_Instruction_
Copy out each line that has "compromiso" in it.
* START *
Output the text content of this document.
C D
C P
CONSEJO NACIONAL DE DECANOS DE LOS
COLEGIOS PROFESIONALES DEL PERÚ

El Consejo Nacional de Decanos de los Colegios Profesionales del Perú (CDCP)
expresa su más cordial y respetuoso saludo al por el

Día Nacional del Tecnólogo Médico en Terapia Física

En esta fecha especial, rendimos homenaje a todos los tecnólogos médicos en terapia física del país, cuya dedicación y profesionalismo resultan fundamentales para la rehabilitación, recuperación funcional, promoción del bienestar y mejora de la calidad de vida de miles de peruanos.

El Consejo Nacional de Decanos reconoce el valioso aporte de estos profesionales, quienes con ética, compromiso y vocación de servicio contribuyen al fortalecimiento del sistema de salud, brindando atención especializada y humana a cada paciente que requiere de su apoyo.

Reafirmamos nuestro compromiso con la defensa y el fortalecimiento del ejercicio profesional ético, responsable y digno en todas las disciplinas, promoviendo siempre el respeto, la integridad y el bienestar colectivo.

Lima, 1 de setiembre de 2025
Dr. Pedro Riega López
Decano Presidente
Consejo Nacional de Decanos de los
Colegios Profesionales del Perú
* END *
_Response to this exercise_
El Consejo Nacional de Decanos reconoce el valioso aporte de estos profesionales, quienes con ética, compromiso y vocación de servicio contribuyen al fortalecimiento del sistema de salud, brindando atención especializada y humana a cada paciente que requiere de su apoyo.
Reafirmamos nuestro compromiso con la defensa y el fortalecimiento del ejercicio profesional ético, responsable y digno en todas las disciplinas, promoviendo siempre el respeto, la integridad y el bienestar colectivo.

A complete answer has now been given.